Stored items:
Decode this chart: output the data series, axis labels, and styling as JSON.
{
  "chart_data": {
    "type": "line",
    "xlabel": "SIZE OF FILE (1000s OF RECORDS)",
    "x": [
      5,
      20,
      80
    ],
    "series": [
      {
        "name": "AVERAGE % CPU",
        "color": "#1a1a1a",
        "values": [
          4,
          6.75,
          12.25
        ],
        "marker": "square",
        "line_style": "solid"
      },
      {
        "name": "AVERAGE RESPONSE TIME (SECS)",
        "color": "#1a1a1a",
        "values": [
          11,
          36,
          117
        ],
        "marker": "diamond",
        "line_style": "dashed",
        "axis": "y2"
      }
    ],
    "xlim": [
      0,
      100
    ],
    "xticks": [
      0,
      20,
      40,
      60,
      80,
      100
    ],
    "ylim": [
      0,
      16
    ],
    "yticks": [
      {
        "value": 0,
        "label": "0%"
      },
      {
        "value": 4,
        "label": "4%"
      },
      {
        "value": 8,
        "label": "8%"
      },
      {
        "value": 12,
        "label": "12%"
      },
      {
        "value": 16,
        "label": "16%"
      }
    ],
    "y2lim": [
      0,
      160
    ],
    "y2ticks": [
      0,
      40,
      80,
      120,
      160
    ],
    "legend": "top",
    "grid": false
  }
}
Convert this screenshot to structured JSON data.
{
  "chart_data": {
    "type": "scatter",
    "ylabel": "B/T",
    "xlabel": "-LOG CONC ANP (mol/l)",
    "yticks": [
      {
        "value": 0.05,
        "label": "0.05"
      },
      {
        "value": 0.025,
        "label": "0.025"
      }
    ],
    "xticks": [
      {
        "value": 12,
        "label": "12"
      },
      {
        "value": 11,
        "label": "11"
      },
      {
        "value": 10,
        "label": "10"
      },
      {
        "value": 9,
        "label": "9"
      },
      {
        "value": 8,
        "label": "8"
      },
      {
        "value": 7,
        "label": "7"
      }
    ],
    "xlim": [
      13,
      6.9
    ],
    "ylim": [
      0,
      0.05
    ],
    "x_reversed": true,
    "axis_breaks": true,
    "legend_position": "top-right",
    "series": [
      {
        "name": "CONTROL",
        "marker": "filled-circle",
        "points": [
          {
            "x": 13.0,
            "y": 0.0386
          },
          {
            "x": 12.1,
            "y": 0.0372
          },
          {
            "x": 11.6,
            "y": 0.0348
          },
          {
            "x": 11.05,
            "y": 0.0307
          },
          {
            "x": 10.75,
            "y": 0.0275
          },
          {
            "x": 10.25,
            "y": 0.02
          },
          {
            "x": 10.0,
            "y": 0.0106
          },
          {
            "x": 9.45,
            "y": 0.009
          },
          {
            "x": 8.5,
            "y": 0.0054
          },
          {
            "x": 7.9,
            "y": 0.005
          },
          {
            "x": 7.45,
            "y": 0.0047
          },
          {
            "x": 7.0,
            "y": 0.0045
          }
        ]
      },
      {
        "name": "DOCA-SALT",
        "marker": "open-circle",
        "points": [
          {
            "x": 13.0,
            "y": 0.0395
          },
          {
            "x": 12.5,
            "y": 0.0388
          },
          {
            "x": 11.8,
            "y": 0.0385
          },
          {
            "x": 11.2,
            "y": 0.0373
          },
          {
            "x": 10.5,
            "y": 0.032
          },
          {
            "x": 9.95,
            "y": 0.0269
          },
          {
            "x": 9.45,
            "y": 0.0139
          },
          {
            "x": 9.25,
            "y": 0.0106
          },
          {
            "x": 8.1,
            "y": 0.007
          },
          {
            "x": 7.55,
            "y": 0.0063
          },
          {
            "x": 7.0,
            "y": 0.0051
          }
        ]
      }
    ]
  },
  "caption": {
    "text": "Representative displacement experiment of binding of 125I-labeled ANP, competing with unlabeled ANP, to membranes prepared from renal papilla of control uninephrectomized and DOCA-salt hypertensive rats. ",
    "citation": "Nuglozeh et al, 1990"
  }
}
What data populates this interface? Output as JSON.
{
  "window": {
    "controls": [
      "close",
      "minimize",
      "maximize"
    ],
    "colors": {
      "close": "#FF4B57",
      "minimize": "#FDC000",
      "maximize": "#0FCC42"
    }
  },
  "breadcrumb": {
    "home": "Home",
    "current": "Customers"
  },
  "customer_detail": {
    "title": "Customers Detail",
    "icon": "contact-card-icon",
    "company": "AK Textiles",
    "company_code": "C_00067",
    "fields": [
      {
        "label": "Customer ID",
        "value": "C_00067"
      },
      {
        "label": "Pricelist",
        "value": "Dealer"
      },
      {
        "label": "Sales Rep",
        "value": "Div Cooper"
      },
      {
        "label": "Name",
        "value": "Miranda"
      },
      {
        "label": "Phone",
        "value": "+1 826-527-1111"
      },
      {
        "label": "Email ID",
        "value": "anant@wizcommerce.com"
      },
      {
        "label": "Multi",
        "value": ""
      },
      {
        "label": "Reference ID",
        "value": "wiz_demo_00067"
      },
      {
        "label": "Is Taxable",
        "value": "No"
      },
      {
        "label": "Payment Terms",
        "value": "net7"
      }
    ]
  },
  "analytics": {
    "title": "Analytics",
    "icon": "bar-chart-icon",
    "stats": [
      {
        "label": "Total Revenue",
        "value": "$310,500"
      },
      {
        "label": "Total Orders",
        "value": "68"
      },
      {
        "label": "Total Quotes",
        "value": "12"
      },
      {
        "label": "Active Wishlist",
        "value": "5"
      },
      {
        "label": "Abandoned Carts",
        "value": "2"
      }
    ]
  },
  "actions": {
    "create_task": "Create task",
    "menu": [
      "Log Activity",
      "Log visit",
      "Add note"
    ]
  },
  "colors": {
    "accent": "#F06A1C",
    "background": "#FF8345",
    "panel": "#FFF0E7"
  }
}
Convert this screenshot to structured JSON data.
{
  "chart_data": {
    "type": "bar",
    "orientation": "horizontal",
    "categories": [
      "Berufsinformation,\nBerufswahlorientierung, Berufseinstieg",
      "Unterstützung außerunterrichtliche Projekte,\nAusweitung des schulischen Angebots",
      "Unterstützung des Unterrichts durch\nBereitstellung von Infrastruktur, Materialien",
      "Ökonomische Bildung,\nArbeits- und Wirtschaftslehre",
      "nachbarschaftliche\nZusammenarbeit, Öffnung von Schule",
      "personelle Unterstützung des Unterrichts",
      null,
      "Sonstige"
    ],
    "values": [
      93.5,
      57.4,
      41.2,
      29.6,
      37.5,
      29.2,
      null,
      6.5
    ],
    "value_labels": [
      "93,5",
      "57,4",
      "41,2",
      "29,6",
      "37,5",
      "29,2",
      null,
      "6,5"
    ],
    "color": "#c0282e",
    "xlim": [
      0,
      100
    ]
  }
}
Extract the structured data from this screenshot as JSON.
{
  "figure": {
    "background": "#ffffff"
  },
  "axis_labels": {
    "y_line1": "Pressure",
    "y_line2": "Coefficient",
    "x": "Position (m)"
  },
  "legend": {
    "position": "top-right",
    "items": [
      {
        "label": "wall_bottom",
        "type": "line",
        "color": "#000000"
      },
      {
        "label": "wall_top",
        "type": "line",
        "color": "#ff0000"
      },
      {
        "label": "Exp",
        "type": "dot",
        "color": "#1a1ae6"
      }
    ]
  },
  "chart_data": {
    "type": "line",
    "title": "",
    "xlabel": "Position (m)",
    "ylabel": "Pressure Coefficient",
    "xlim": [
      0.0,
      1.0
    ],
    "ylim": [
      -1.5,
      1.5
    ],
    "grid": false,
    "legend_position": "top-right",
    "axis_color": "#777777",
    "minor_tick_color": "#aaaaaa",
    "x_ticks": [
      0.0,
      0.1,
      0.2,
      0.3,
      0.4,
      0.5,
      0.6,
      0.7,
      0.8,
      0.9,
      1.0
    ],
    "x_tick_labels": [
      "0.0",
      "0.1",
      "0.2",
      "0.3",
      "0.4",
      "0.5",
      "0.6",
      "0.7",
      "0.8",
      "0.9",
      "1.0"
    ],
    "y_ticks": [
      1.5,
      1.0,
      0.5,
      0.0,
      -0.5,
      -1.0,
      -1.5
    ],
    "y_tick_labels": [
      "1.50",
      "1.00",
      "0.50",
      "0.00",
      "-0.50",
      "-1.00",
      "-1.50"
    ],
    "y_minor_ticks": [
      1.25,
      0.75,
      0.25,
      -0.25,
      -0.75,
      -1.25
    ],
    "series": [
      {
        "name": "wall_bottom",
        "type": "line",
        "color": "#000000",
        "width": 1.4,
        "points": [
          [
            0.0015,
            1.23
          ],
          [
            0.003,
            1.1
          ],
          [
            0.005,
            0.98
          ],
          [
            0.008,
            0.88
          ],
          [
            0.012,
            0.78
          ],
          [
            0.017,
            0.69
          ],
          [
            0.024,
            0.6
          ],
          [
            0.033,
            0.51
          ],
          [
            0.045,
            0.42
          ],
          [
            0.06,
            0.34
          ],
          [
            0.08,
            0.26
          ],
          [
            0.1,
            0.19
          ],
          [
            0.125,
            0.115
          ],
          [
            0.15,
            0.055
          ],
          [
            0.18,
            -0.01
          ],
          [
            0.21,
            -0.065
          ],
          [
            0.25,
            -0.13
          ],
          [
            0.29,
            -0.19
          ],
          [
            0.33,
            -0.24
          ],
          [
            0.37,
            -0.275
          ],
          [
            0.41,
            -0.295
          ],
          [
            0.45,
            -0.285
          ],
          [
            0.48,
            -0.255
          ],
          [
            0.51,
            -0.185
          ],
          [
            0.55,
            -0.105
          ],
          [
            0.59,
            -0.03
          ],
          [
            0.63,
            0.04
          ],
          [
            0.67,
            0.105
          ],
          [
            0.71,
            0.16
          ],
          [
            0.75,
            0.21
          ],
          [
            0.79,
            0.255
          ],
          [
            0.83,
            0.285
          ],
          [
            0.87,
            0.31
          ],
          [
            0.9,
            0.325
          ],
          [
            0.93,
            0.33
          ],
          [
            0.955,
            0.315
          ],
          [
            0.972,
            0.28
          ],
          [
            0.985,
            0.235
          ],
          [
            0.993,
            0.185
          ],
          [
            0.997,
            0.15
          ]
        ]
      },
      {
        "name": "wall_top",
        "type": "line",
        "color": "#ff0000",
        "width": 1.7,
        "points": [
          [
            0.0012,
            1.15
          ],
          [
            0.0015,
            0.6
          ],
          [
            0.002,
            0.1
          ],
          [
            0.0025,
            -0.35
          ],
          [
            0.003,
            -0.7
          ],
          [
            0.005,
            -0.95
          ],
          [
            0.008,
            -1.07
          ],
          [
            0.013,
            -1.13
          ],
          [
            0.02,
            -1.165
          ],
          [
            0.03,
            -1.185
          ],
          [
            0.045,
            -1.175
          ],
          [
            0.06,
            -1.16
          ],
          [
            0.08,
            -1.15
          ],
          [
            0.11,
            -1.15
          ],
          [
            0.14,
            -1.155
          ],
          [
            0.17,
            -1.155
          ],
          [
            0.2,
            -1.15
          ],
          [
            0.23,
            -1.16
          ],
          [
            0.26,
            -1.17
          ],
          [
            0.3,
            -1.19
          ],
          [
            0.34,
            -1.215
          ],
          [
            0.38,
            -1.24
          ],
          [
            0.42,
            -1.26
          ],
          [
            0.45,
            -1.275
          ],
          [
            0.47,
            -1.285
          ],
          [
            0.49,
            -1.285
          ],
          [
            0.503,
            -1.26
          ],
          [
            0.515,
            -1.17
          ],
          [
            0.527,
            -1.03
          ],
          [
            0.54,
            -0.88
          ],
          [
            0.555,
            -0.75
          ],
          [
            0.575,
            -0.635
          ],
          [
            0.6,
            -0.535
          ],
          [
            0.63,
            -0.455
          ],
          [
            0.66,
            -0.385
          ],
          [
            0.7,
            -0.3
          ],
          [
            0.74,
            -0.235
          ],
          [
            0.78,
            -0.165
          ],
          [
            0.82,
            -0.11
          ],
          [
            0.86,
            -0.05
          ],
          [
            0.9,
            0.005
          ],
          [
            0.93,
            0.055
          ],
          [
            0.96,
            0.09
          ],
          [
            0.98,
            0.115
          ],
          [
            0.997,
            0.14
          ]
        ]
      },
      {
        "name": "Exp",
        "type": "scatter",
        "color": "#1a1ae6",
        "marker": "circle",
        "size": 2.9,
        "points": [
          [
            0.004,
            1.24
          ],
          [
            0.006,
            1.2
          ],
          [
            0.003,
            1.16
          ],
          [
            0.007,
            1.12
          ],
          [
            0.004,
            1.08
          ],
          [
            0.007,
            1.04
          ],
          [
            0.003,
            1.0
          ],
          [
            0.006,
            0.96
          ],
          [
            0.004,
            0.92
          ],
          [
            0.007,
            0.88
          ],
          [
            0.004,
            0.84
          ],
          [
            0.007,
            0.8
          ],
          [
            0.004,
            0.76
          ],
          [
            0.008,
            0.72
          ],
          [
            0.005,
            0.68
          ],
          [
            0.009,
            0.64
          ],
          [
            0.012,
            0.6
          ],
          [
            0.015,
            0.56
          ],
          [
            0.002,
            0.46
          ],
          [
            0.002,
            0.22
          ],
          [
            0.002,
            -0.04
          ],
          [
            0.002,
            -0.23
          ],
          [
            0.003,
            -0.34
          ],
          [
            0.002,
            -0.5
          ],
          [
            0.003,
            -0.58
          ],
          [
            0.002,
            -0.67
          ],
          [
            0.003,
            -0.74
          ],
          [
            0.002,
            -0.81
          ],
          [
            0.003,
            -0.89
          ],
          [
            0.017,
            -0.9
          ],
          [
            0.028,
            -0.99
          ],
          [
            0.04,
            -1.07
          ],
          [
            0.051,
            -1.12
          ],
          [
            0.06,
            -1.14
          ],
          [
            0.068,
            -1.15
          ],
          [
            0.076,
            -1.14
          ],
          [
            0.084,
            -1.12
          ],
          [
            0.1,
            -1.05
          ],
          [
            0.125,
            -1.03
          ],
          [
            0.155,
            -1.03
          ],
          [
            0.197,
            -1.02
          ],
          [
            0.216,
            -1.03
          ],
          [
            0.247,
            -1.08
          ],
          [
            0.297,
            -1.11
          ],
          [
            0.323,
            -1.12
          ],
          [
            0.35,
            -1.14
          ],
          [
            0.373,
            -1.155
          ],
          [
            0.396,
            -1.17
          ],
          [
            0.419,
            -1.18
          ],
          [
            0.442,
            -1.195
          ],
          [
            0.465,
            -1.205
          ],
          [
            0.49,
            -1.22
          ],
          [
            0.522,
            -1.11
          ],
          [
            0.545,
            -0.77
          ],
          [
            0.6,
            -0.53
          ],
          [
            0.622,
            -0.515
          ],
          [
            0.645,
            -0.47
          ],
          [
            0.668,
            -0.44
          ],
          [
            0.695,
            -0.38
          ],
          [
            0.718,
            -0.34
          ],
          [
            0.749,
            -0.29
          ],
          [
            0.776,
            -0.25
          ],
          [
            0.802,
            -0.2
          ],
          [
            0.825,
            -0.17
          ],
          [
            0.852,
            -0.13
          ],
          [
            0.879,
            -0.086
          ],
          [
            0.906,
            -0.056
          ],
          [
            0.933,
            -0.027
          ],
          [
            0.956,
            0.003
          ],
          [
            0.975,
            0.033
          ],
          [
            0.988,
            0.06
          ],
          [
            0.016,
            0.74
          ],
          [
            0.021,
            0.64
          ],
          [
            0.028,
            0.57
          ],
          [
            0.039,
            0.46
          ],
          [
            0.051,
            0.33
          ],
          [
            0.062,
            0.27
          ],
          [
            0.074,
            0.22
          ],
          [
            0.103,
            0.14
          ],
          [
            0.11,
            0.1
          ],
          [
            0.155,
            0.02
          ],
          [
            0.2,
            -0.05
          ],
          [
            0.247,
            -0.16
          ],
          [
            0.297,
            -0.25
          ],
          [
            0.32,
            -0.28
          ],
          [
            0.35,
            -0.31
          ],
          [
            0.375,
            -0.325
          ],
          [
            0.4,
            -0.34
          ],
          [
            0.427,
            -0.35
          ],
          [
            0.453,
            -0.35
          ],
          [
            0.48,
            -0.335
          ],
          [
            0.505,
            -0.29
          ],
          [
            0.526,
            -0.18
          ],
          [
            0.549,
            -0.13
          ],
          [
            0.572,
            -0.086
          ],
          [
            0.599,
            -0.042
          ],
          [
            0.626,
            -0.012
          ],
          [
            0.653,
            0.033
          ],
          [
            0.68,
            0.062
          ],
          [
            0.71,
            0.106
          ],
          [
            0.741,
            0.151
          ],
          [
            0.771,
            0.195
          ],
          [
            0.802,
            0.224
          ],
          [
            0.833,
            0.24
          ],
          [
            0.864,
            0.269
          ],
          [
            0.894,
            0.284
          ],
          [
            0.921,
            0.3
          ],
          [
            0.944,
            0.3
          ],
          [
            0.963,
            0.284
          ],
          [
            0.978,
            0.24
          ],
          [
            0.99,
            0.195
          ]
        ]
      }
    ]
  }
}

* PROBLEM *
Write out every line of the data that holds the word "circle".

* TASK OUTPUT *
        "marker": "filled-circle",
        "marker": "open-circle",
        "marker": "circle",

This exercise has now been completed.